RECORDS FOR THE EXERCISE:
########################################

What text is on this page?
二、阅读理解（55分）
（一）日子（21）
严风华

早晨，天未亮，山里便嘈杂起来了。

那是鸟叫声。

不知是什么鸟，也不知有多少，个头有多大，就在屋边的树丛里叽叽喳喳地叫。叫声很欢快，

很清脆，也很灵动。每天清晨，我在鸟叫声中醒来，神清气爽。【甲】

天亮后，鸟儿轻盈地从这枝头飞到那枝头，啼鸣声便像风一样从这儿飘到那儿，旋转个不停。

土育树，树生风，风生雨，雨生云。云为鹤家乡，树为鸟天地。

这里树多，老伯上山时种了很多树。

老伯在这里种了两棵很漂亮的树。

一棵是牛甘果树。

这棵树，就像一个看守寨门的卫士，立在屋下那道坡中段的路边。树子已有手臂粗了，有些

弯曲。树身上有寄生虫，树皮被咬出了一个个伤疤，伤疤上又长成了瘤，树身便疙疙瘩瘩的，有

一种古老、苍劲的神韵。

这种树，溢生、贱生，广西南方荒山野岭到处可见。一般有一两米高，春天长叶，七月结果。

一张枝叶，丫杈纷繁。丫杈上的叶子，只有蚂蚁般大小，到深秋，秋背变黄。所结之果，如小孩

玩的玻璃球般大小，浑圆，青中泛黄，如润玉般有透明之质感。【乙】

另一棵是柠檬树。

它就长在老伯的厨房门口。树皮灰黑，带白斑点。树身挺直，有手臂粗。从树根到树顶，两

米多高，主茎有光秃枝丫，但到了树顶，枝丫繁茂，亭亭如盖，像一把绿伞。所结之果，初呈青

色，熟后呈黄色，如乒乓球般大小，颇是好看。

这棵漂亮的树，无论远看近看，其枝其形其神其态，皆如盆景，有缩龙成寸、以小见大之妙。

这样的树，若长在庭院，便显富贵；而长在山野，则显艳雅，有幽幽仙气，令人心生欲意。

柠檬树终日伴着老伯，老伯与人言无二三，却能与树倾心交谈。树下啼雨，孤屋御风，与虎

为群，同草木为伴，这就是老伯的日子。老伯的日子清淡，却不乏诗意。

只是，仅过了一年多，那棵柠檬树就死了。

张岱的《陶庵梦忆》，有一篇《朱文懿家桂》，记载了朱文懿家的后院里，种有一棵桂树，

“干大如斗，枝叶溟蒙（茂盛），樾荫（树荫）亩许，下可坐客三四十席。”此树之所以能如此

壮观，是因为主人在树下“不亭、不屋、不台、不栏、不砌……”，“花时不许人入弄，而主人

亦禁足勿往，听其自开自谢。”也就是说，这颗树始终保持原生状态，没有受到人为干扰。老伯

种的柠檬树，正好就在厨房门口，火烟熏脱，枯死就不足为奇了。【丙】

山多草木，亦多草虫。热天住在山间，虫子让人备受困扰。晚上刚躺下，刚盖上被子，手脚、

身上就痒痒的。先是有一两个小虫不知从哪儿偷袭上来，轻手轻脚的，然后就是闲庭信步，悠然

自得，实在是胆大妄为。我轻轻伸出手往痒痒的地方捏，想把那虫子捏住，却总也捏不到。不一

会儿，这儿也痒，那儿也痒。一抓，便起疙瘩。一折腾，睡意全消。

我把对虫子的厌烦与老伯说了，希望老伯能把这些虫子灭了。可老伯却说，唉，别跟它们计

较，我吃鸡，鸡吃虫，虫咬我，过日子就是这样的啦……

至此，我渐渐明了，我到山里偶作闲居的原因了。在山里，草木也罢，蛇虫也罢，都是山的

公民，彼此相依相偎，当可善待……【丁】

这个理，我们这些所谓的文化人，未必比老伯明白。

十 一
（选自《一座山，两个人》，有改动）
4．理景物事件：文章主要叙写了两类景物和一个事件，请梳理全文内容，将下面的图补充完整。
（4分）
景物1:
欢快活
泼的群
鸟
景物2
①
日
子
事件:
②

########################################

WORK TO DO:
Find each line holding the string "所结之果" and copy it out.

RIGHT ANSWER:
一张枝叶，丫杈纷繁。丫杈上的叶子，只有蚂蚁般大小，到深秋，秋背变黄。所结之果，如小孩
米多高，主茎有光秃枝丫，但到了树顶，枝丫繁茂，亭亭如盖，像一把绿伞。所结之果，初呈青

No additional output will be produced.